Here are some entries; quote each one exactly.

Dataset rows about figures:
=-=-=
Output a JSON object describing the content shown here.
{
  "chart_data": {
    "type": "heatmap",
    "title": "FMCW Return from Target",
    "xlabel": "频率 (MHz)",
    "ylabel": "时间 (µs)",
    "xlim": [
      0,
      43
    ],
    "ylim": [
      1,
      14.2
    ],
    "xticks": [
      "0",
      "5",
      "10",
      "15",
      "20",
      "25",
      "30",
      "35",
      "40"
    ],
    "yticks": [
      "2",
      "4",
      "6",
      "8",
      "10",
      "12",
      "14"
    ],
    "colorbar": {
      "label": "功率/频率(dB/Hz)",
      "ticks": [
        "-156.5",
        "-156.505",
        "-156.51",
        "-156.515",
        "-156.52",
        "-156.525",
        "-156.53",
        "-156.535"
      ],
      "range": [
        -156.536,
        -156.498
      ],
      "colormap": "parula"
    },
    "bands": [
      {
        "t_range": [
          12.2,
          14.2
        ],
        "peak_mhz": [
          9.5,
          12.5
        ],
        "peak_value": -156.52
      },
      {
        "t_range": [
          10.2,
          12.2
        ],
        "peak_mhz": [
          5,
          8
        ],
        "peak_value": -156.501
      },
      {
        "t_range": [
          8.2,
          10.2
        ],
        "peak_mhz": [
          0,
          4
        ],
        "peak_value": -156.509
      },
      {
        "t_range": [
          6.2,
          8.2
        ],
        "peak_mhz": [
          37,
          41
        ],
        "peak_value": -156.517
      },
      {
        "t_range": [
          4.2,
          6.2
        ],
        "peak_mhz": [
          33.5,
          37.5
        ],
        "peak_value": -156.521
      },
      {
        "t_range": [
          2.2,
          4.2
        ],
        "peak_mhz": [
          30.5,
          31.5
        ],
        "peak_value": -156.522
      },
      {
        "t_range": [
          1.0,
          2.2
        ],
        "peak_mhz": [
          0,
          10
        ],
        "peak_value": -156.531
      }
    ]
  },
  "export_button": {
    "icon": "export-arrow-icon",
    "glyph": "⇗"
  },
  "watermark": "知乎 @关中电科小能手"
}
=-=-=
Solution below
Output a JSON object describing the content shown here.
{
  "chart_data": {
    "type": "heatmap",
    "title": "FMCW Return from Target",
    "xlabel": "频率 (MHz)",
    "ylabel": "时间 (µs)",
    "xlim": [
      0,
      43
    ],
    "ylim": [
      1,
      14.2
    ],
    "xticks": [
      "0",
      "5",
      "10",
      "15",
      "20",
      "25",
      "30",
      "35",
      "40"
    ],
    "yticks": [
      "2",
      "4",
      "6",
      "8",
      "10",
      "12",
      "14"
    ],
    "colorbar": {
      "label": "功率/频率(dB/Hz)",
      "ticks": [
        "-156.5",
        "-156.505",
        "-156.51",
        "-156.515",
        "-156.52",
        "-156.525",
        "-156.53",
        "-156.535"
      ],
      "range": [
        -156.536,
        -156.498
      ],
      "colormap": "parula"
    },
    "bands": [
      {
        "t_range": [
          12.2,
          14.2
        ],
        "peak_mhz": [
          9.5,
          12.5
        ],
        "peak_value": -156.52
      },
      {
        "t_range": [
          10.2,
          12.2
        ],
        "peak_mhz": [
          5,
          8
        ],
        "peak_value": -156.501
      },
      {
        "t_range": [
          8.2,
          10.2
        ],
        "peak_mhz": [
          0,
          4
        ],
        "peak_value": -156.509
      },
      {
        "t_range": [
          6.2,
          8.2
        ],
        "peak_mhz": [
          37,
          41
        ],
        "peak_value": -156.517
      },
      {
        "t_range": [
          4.2,
          6.2
        ],
        "peak_mhz": [
          33.5,
          37.5
        ],
        "peak_value": -156.521
      },
      {
        "t_range": [
          2.2,
          4.2
        ],
        "peak_mhz": [
          30.5,
          31.5
        ],
        "peak_value": -156.522
      },
      {
        "t_range": [
          1.0,
          2.2
        ],
        "peak_mhz": [
          0,
          10
        ],
        "peak_value": -156.531
      }
    ]
  },
  "export_button": {
    "icon": "export-arrow-icon",
    "glyph": "⇗"
  },
  "watermark": "知乎 @关中电科小能手"
}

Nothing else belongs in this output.